[Task directions]: Every line below that mentions the word "ejus" should be copied out.

[Provided information]:
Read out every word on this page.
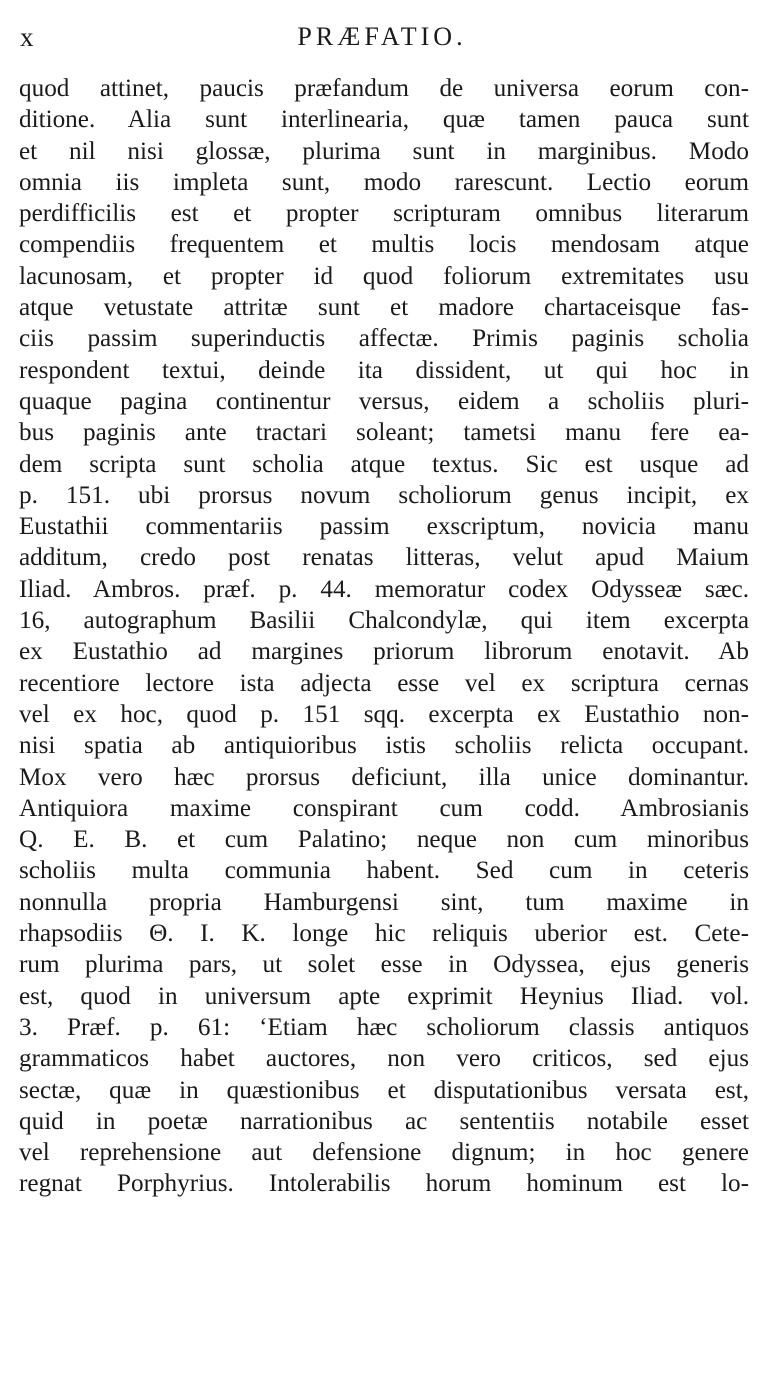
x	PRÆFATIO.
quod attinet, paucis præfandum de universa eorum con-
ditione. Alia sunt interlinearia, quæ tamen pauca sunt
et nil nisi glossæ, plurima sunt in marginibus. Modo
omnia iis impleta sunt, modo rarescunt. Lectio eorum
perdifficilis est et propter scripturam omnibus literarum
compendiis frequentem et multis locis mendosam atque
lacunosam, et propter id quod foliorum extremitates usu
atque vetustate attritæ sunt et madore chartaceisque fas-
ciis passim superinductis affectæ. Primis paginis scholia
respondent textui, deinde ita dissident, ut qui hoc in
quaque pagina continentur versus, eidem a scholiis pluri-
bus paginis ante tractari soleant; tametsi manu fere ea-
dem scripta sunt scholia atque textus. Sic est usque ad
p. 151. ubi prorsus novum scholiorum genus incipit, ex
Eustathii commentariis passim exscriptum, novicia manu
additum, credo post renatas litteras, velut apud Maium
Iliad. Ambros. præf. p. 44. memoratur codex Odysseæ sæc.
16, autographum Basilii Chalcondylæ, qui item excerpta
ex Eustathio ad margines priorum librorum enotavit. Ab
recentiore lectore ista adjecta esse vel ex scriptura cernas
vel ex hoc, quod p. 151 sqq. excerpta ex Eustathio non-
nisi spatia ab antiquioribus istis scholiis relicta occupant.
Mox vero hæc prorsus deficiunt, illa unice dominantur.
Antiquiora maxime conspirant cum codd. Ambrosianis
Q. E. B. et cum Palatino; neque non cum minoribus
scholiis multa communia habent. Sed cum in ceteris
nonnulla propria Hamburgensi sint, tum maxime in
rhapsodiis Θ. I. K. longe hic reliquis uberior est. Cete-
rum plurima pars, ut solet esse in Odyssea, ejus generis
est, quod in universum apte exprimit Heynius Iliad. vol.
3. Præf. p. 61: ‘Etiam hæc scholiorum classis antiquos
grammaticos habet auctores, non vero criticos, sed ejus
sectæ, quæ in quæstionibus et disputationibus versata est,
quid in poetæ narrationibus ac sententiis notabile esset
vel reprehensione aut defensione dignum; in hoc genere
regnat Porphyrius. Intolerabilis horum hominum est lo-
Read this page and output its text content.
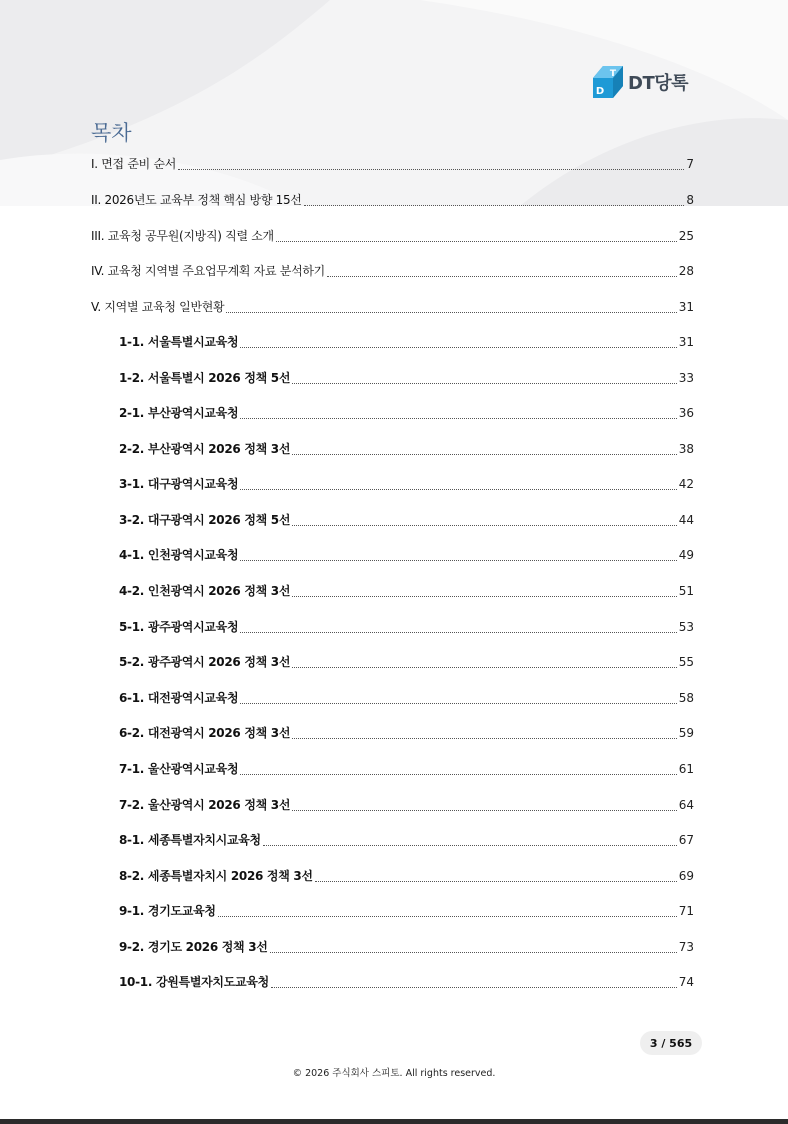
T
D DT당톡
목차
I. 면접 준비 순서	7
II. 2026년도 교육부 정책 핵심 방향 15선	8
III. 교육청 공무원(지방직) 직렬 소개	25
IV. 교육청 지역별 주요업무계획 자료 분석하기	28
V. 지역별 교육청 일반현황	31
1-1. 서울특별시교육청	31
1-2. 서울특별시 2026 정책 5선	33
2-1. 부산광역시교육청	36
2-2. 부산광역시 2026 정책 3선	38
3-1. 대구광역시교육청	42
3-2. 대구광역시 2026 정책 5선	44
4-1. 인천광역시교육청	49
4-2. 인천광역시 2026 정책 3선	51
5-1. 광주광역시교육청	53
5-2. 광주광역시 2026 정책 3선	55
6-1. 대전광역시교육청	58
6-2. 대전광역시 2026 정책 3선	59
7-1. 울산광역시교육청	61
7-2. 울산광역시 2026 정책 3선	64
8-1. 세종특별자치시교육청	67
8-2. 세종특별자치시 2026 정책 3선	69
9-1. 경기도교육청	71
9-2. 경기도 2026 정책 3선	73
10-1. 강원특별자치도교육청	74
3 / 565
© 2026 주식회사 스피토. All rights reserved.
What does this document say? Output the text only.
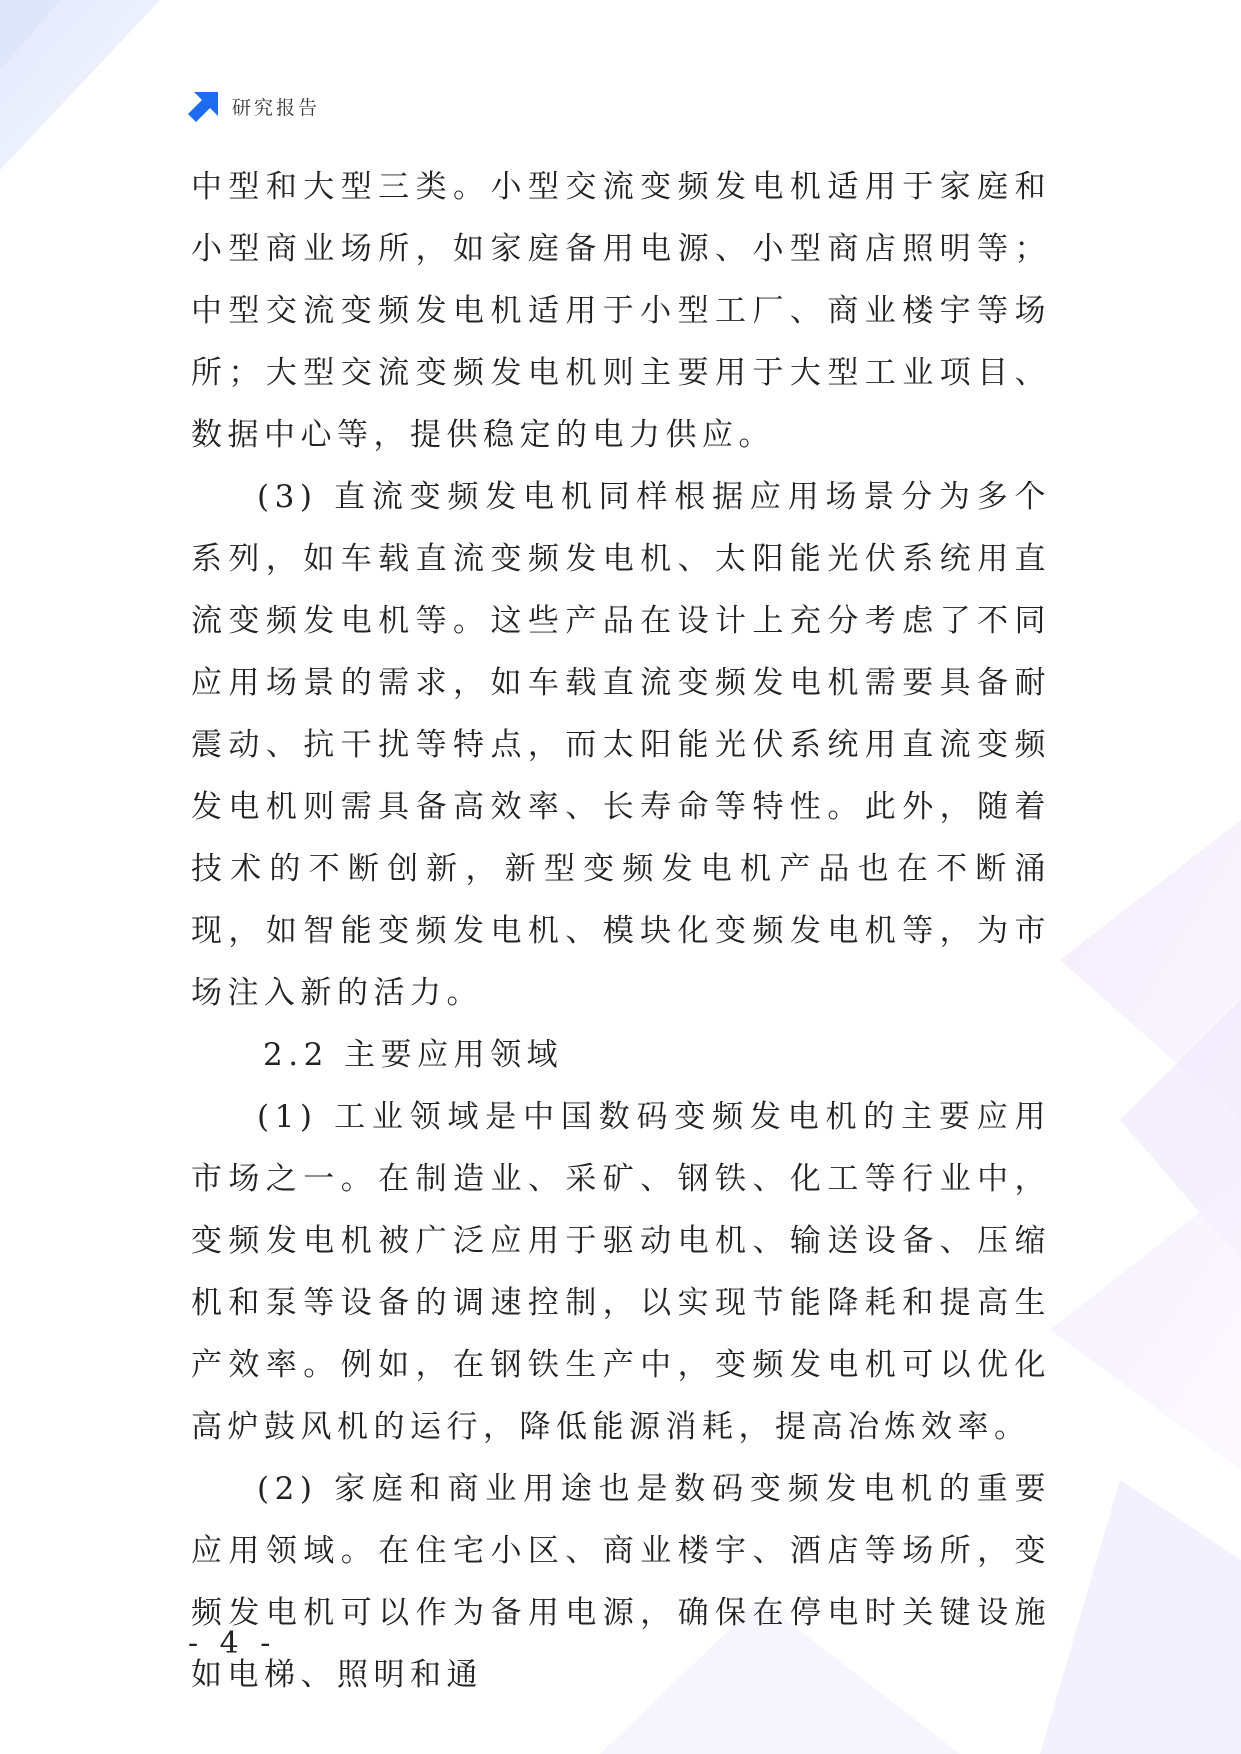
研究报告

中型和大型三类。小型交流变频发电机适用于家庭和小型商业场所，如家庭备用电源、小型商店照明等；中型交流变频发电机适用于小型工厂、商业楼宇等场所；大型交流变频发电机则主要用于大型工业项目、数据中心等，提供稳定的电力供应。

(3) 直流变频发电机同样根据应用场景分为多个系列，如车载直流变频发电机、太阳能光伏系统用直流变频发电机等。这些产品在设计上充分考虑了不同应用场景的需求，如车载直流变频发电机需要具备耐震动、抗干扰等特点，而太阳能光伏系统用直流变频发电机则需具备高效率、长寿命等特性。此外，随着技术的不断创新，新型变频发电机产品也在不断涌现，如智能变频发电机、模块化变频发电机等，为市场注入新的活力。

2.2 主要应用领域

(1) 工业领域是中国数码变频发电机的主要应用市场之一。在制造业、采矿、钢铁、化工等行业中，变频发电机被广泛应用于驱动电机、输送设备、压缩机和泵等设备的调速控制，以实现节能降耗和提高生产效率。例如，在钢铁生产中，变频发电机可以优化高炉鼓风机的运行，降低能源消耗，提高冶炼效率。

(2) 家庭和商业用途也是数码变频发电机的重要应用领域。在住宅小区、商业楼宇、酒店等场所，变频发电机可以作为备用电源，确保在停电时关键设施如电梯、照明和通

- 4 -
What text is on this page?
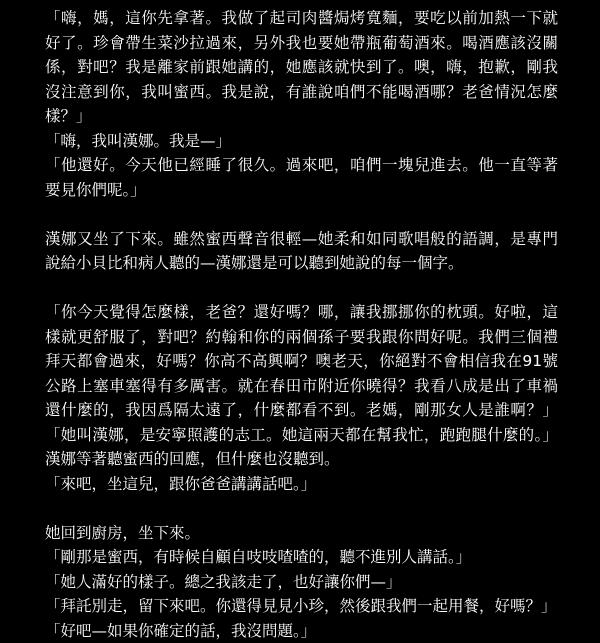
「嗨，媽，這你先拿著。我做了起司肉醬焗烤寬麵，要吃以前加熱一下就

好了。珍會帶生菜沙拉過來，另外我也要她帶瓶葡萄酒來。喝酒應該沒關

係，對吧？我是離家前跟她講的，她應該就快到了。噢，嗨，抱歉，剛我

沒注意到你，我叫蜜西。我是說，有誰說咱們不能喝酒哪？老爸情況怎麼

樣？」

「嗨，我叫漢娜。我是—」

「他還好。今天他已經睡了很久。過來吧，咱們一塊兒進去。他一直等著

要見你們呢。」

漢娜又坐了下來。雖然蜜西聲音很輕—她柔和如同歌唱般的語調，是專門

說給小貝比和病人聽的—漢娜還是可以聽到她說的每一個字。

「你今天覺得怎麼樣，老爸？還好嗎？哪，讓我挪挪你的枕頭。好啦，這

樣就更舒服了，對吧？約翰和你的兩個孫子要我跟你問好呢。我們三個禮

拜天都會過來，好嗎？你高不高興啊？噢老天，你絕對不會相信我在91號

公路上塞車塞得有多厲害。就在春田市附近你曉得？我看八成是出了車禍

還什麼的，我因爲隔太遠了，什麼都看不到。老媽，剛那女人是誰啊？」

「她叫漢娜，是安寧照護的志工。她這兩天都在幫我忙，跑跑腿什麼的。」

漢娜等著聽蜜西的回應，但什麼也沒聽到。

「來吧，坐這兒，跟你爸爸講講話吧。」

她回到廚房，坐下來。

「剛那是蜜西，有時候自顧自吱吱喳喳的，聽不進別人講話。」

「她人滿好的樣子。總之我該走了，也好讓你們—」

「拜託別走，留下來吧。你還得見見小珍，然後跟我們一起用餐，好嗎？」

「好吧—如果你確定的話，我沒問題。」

[Correct output]:
rum plurima pars, ut solet esse in Odyssea, ejus generis
grammaticos habet auctores, non vero criticos, sed ejus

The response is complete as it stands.